Go through the material below and count the lines with the string "left"; the number is the whole answer.

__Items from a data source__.
---

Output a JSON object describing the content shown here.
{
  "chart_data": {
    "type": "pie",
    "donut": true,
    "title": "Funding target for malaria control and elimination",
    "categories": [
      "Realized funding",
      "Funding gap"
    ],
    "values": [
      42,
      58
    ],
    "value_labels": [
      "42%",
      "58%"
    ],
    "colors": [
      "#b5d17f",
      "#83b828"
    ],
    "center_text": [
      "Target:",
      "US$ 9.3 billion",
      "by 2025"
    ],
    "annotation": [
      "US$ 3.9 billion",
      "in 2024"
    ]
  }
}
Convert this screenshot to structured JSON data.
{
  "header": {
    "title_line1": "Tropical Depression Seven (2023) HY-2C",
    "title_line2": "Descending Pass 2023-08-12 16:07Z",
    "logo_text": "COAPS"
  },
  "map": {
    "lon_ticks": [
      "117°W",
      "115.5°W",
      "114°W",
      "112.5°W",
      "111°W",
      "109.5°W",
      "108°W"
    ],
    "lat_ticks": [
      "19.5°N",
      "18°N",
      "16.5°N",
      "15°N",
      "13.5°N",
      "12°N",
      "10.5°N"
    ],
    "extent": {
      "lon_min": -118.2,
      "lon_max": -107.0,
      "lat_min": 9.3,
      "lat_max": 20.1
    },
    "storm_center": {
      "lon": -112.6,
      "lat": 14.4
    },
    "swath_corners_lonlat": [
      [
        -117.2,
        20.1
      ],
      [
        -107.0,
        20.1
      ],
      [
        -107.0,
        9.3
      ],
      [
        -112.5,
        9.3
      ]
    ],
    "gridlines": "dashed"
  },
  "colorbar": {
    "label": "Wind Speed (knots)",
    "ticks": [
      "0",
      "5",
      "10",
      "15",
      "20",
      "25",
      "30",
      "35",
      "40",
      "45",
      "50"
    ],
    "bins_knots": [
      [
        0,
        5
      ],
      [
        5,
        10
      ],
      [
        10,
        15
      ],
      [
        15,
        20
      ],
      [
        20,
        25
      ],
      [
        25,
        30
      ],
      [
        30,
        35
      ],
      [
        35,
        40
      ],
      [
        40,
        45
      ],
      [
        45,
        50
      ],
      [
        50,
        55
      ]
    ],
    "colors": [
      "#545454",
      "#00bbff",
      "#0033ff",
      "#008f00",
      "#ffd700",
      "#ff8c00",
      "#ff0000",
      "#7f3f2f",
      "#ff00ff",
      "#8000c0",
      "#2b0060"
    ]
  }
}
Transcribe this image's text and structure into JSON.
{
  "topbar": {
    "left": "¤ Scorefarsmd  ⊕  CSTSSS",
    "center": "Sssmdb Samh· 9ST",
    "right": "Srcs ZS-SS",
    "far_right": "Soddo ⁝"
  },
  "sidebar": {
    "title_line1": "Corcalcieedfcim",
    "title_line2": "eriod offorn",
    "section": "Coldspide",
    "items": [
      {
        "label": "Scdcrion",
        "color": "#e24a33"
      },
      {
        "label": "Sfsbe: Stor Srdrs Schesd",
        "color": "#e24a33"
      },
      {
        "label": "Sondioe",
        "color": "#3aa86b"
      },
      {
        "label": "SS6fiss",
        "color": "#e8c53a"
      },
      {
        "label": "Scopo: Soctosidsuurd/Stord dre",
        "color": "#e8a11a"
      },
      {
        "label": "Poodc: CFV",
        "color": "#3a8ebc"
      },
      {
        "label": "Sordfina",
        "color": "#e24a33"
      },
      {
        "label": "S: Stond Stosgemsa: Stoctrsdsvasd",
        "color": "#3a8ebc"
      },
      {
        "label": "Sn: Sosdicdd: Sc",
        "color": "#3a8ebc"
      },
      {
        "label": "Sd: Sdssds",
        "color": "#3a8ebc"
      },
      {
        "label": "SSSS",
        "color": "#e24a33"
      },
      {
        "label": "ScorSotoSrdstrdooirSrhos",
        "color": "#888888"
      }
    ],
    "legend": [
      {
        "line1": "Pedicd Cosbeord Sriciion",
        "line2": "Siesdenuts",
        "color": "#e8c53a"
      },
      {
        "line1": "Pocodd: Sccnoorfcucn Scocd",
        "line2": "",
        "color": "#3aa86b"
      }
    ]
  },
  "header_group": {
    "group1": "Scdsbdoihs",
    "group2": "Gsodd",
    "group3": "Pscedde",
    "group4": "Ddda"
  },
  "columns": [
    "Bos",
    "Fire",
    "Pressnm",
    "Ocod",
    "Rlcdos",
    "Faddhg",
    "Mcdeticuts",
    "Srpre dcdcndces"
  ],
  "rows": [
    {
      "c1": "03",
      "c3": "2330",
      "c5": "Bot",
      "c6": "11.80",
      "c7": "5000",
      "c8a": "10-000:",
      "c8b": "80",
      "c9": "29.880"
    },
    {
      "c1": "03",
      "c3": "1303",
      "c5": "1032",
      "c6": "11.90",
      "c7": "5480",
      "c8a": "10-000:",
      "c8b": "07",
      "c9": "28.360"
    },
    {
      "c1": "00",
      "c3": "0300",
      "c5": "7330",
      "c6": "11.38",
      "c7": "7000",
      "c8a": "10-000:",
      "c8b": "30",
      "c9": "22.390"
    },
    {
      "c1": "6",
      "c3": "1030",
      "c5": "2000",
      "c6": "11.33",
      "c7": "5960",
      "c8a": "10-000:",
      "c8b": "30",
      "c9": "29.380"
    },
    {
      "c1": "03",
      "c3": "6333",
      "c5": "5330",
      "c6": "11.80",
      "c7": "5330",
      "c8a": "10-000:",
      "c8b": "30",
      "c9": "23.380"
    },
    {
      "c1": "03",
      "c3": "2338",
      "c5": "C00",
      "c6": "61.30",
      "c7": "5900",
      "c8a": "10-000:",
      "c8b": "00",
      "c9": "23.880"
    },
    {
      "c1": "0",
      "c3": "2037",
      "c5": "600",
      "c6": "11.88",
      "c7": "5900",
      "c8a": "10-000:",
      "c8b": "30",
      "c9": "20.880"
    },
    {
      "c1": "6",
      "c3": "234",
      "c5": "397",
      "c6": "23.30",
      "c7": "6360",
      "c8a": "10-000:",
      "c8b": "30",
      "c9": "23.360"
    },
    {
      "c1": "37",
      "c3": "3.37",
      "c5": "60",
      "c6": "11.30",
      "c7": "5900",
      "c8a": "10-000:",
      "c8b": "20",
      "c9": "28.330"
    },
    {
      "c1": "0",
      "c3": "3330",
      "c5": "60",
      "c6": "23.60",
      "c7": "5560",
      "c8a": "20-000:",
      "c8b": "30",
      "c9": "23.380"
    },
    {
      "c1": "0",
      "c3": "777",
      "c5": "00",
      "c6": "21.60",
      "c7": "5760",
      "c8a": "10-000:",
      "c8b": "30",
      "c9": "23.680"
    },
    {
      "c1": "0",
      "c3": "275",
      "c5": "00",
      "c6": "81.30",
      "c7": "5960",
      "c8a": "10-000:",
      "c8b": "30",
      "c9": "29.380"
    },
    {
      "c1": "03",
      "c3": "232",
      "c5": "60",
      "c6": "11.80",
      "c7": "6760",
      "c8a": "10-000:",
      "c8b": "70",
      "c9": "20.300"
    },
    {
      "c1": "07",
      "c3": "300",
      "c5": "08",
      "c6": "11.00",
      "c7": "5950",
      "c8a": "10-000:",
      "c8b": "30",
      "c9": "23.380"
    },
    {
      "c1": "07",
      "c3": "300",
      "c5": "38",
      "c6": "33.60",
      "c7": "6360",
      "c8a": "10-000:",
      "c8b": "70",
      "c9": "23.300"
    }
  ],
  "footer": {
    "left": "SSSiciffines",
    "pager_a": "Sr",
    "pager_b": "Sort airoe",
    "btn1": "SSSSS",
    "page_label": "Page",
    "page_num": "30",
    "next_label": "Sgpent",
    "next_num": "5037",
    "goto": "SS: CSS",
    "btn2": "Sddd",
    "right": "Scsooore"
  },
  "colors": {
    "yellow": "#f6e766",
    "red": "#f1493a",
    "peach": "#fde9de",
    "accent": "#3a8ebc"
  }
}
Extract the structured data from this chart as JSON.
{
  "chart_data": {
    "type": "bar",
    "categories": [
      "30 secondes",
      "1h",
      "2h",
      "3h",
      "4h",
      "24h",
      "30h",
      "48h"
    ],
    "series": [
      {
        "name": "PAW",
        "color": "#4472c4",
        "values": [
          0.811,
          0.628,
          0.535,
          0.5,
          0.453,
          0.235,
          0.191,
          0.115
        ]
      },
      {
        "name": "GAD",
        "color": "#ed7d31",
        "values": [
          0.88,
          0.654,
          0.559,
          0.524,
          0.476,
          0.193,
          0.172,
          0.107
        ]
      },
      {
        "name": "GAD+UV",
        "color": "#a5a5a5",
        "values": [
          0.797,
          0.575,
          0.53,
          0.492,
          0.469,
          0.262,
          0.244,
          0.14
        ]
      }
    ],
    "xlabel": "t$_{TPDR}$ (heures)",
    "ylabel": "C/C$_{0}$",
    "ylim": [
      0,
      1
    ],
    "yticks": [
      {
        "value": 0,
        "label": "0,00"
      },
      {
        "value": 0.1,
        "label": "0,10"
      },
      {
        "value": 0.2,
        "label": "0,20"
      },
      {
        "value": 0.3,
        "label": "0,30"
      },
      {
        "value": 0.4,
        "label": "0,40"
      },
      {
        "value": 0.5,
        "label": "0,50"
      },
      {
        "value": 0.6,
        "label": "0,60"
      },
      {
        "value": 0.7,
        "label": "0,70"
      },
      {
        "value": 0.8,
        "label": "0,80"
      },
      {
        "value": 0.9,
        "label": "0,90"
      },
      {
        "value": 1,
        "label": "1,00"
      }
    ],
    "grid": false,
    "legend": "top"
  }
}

---

__FULL RESPONSE__. 2